PROVIDED DATA
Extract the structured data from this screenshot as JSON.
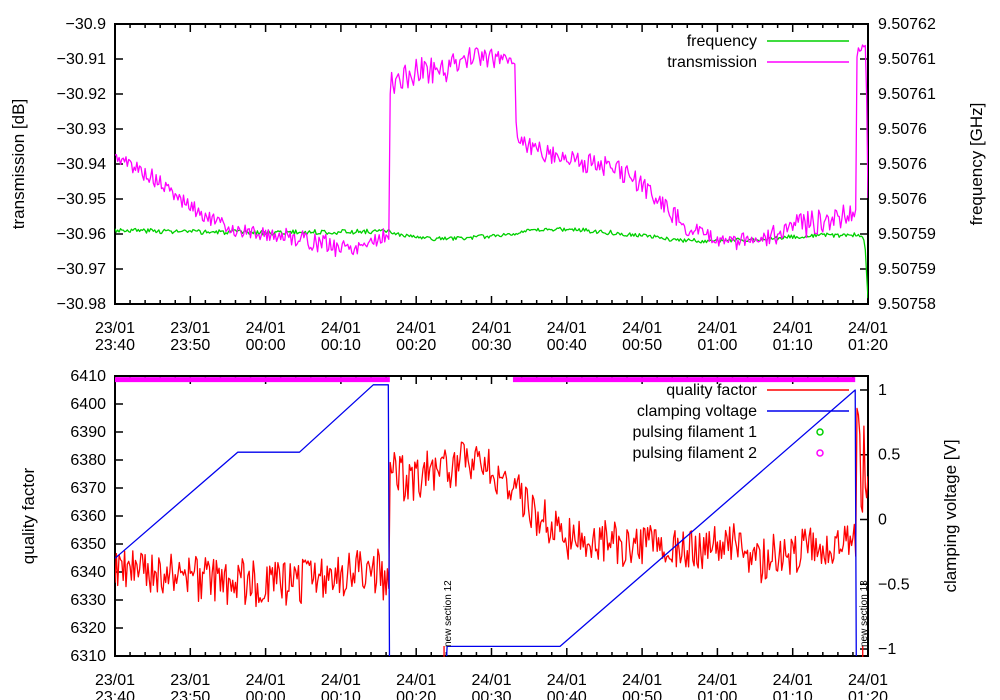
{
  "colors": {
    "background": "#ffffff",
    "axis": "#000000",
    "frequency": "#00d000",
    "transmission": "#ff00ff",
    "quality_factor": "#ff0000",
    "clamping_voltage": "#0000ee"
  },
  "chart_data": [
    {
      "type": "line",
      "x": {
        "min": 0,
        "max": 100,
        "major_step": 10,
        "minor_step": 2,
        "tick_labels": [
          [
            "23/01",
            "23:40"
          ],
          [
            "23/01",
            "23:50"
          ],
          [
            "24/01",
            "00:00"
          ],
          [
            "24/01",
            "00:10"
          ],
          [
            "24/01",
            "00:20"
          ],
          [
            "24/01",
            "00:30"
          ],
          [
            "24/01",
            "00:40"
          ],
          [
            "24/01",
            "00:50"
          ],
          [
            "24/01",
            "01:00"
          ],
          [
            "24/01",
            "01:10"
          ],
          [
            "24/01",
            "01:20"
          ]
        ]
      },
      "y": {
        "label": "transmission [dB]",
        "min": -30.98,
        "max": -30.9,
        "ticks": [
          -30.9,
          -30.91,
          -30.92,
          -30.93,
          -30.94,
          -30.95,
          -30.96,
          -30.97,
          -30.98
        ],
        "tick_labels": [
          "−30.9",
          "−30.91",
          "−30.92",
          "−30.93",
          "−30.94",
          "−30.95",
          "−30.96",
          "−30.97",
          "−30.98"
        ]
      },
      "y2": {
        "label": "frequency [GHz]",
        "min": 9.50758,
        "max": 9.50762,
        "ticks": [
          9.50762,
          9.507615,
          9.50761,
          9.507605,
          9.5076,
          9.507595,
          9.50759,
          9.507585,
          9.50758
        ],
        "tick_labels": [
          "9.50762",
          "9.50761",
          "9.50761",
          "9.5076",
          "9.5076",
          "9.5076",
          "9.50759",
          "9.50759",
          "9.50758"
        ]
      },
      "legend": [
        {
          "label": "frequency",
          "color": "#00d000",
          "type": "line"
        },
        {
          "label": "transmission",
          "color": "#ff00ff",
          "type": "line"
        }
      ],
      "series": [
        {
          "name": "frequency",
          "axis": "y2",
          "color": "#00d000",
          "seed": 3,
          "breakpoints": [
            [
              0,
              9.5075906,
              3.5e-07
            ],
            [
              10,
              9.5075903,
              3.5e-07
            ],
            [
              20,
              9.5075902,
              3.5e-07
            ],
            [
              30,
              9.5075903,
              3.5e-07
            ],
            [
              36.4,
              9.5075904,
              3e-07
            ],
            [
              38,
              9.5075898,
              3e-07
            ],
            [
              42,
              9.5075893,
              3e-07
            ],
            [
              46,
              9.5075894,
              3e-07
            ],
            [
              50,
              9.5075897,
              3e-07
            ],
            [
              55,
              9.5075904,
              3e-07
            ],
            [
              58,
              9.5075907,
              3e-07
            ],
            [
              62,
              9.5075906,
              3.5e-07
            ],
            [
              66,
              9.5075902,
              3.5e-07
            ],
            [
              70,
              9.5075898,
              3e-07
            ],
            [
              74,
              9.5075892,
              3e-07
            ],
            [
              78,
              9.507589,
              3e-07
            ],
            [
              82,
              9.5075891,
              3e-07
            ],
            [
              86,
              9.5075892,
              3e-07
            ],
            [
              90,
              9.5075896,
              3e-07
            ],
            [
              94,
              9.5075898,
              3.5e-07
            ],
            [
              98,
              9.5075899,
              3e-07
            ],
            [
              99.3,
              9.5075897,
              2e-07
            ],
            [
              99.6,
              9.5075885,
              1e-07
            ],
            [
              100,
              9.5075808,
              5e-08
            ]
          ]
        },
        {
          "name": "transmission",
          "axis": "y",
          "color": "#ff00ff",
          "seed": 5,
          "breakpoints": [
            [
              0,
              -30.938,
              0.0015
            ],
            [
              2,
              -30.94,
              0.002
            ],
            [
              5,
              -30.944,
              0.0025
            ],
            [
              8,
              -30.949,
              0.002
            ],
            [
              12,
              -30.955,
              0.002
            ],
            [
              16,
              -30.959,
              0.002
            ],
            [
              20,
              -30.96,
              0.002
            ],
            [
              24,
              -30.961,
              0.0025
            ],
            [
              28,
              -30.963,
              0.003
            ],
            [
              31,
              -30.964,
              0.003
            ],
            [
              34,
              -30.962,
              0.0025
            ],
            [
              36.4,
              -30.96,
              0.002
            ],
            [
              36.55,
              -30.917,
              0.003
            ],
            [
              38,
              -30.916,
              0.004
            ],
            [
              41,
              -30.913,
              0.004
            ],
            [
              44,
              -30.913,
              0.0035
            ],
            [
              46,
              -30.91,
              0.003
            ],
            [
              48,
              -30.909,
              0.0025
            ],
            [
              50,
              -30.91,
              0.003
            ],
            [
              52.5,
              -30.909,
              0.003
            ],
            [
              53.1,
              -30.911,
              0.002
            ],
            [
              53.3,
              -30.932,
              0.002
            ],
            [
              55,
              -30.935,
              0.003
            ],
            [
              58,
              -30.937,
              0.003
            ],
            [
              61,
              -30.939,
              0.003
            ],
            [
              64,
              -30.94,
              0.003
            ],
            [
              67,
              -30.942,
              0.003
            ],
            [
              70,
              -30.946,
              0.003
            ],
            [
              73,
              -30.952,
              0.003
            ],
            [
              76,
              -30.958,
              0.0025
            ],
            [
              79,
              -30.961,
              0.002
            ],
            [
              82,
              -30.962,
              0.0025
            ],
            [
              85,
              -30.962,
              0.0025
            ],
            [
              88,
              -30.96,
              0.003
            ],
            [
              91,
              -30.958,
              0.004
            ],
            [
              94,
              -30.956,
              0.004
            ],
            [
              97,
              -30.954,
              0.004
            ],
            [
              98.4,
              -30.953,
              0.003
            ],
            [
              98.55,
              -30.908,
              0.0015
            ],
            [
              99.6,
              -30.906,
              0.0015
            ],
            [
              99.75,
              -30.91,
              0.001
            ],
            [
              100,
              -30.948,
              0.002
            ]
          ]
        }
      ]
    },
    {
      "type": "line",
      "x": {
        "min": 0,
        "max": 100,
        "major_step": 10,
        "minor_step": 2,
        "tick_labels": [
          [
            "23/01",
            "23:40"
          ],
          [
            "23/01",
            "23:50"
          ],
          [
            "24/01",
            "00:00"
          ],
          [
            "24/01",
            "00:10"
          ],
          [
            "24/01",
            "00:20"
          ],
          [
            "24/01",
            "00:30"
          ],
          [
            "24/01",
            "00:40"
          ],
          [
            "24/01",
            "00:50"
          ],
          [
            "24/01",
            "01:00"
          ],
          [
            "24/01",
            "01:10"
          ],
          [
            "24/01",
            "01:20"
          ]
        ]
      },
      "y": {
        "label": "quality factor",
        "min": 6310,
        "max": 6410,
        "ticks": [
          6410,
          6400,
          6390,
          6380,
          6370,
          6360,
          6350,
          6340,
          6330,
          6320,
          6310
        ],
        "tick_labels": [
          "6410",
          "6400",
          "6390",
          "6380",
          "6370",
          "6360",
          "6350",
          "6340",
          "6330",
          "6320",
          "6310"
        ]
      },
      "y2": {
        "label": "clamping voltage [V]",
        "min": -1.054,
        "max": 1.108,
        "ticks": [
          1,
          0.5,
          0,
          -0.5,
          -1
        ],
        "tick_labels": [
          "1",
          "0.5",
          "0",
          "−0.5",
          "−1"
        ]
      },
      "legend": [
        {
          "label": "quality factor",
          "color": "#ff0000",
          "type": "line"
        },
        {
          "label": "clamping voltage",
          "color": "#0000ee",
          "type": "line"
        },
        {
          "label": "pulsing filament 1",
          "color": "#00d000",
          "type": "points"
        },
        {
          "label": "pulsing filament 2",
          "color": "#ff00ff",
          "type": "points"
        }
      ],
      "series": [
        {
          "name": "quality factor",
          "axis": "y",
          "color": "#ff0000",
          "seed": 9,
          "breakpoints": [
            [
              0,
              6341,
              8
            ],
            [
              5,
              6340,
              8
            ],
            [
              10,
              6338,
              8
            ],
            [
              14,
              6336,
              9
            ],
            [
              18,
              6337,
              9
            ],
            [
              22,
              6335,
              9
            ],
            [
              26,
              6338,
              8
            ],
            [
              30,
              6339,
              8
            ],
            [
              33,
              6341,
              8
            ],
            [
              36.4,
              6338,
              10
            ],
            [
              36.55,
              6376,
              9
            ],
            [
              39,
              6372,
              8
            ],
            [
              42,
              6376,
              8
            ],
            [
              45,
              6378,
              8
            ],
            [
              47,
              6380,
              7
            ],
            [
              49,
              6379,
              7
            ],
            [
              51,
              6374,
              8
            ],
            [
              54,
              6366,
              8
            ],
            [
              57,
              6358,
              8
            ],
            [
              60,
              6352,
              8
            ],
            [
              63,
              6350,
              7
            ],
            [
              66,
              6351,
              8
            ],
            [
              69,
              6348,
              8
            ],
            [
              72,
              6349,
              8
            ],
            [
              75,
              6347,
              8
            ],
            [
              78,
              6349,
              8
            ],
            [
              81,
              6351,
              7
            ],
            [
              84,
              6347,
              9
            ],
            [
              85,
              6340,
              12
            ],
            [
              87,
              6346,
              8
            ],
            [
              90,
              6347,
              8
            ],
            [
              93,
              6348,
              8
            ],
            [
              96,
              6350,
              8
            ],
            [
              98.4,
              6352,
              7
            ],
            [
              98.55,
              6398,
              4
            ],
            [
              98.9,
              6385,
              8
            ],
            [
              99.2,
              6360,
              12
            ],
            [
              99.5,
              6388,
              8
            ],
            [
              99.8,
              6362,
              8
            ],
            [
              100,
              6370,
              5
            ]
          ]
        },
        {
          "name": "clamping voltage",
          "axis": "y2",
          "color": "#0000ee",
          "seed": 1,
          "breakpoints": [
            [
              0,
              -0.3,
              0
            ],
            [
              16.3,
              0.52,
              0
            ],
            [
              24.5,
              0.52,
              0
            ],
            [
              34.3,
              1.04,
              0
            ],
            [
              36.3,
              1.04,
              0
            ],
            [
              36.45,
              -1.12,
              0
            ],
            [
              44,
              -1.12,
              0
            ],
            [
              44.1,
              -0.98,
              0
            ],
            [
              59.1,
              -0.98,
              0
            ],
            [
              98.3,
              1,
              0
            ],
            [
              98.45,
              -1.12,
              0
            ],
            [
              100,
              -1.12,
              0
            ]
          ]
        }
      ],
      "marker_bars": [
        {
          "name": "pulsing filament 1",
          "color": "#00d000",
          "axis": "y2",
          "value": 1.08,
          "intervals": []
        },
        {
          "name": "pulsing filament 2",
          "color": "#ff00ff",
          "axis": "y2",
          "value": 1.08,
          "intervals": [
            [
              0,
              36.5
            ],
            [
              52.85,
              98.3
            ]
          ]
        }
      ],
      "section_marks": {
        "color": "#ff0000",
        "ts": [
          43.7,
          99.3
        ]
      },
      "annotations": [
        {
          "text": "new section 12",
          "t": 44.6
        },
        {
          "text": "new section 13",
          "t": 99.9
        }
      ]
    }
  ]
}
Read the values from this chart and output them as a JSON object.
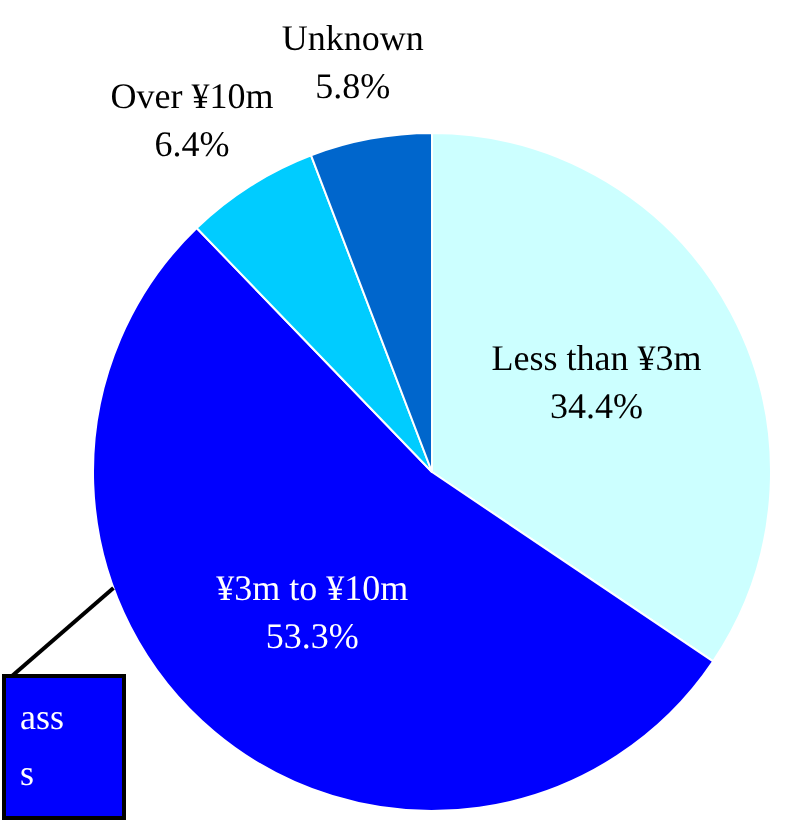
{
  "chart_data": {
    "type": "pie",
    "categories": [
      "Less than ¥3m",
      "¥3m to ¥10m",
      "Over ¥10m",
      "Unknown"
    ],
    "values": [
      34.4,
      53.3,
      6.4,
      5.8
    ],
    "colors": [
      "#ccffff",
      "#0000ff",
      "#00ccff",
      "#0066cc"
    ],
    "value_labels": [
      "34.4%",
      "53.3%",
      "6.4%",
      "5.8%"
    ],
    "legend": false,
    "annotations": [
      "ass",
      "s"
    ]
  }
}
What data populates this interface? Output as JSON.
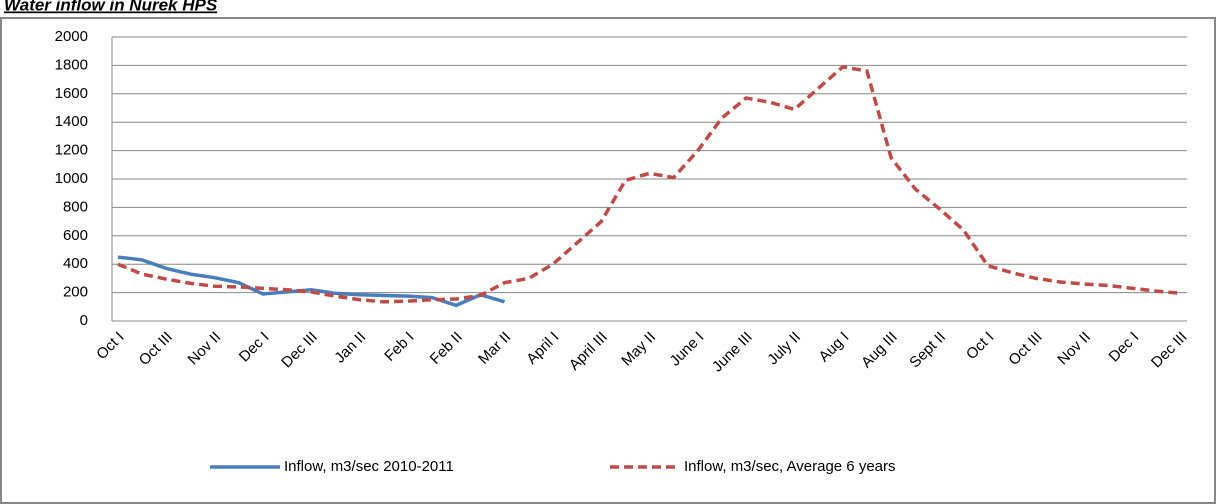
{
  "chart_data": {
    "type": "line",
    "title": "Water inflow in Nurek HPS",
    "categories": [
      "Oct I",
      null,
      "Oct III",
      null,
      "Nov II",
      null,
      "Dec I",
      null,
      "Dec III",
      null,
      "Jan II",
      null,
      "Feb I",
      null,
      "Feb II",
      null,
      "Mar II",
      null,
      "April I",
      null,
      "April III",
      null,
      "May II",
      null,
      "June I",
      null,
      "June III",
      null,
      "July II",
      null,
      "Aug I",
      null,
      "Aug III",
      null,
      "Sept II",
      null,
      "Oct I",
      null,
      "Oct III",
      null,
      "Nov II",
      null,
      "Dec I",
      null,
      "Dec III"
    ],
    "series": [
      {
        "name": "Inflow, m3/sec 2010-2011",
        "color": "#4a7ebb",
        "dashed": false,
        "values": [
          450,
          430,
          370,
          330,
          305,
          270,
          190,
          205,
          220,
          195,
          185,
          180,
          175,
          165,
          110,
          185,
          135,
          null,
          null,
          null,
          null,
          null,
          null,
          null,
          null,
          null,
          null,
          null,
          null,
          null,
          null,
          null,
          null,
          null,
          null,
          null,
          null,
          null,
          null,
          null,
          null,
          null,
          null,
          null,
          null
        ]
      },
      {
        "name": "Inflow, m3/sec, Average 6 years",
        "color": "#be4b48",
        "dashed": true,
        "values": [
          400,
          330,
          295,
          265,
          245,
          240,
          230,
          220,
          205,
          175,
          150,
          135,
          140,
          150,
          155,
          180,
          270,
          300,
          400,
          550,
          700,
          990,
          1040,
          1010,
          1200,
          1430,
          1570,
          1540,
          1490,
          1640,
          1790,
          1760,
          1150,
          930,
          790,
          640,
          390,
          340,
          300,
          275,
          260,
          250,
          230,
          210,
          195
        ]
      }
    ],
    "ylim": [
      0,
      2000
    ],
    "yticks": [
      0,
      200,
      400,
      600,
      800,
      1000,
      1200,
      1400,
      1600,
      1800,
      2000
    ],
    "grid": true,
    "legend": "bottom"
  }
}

WHAT IS EXPECTED
Using the listing above, state the number of lines that hold "transmission", with no other text.

ANSWER TO THIS EXERCISE
4